# Request
Give the number of lines in the data that hold the string "document". Nothing else is needed.
** Start Records provided **
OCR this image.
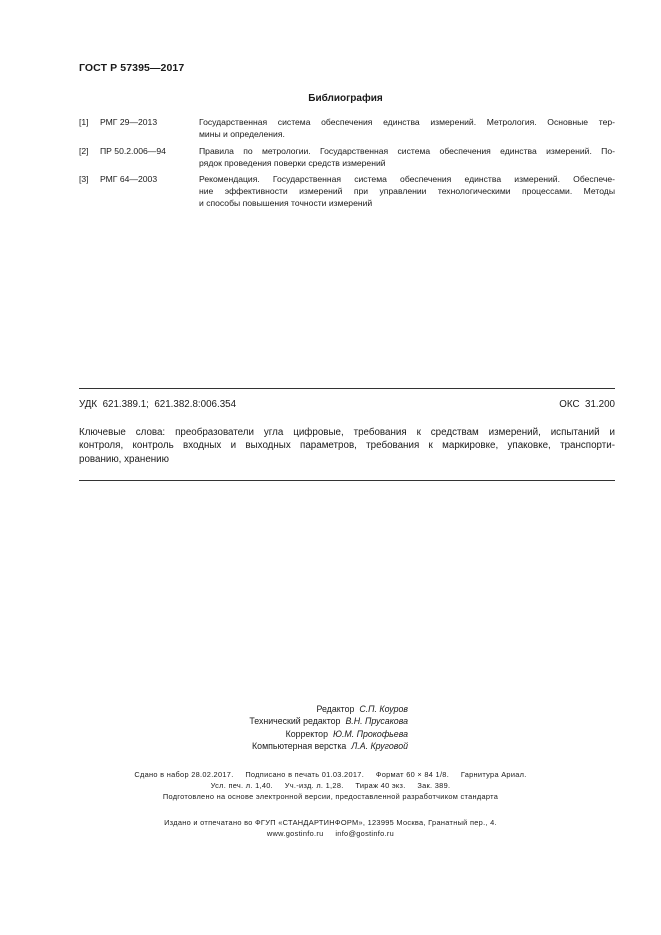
ГОСТ Р 57395—2017
Библиография
[1] РМГ 29—2013	Государственная система обеспечения единства измерений. Метрология. Основные тер-
мины и определения.
[2] ПР 50.2.006—94	Правила по метрологии. Государственная система обеспечения единства измерений. По-
рядок проведения поверки средств измерений
[3] РМГ 64—2003	Рекомендация. Государственная система обеспечения единства измерений. Обеспече-
ние эффективности измерений при управлении технологическими процессами. Методы
и способы повышения точности измерений
УДК  621.389.1;  621.382.8:006.354	ОКС  31.200
Ключевые слова: преобразователи угла цифровые, требования к средствам измерений, испытаний и
контроля, контроль входных и выходных параметров, требования к маркировке, упаковке, транспорти-
рованию, хранению
Редактор С.П. Коуров
Технический редактор В.Н. Прусакова
Корректор Ю.М. Прокофьева
Компьютерная верстка Л.А. Круговой
Сдано в набор 28.02.2017.     Подписано в печать 01.03.2017.     Формат 60 × 84 1/8.     Гарнитура Ариал.
Усл. печ. л. 1,40.     Уч.-изд. л. 1,28.     Тираж 40 экз.     Зак. 389.
Подготовлено на основе электронной версии, предоставленной разработчиком стандарта
Издано и отпечатано во ФГУП «СТАНДАРТИНФОРМ», 123995 Москва, Гранатный пер., 4.
www.gostinfo.ru     info@gostinfo.ru
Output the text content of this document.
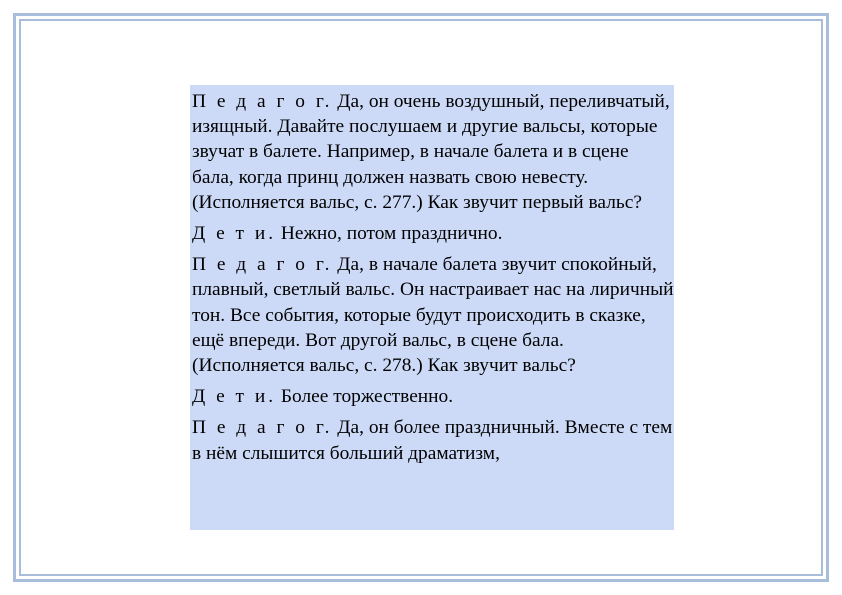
П е д а г о г. Да, он очень воздушный, переливчатый, изящный. Давайте послушаем и другие вальсы, которые звучат в балете. Например, в начале балета и в сцене бала, когда принц должен назвать свою невесту. (Исполняется вальс, с. 277.) Как звучит первый вальс?

Д е т и. Нежно, потом празднично.

П е д а г о г. Да, в начале балета звучит спокойный, плавный, светлый вальс. Он настраивает нас на лиричный тон. Все события, которые будут происходить в сказке, ещё впереди. Вот другой вальс, в сцене бала. (Исполняется вальс, с. 278.) Как звучит вальс?

Д е т и. Более торжественно.

П е д а г о г. Да, он более праздничный. Вместе с тем в нём слышится больший драматизм,
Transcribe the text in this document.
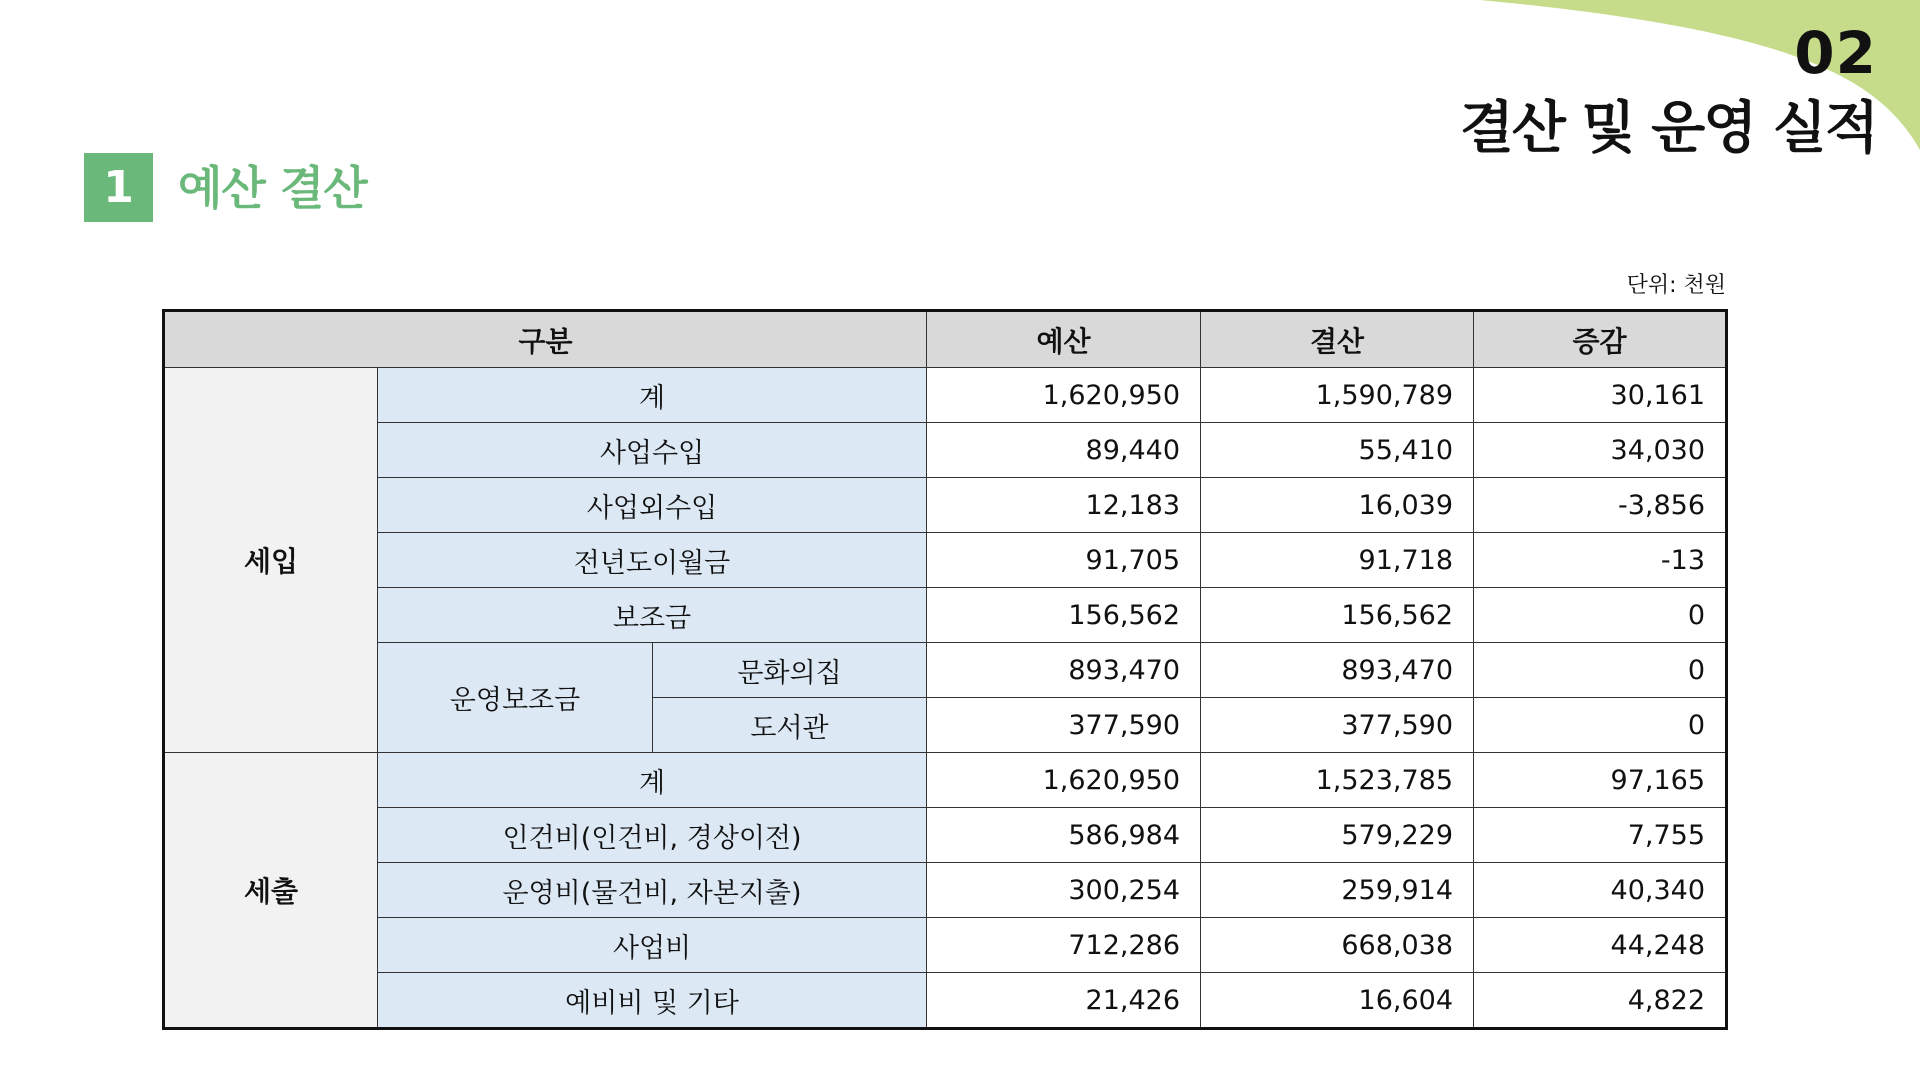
02
결산 및 운영 실적
1 예산 결산
단위: 천원
구분			예산	결산	증감
세입	계		1,620,950	1,590,789	30,161
	사업수입		89,440	55,410	34,030
	사업외수입		12,183	16,039	-3,856
	전년도이월금		91,705	91,718	-13
	보조금		156,562	156,562	0
	운영보조금	문화의집	893,470	893,470	0
		도서관	377,590	377,590	0
세출	계		1,620,950	1,523,785	97,165
	인건비(인건비, 경상이전)		586,984	579,229	7,755
	운영비(물건비, 자본지출)		300,254	259,914	40,340
	사업비		712,286	668,038	44,248
	예비비 및 기타		21,426	16,604	4,822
** End Records provided **
# Answer to this problem
2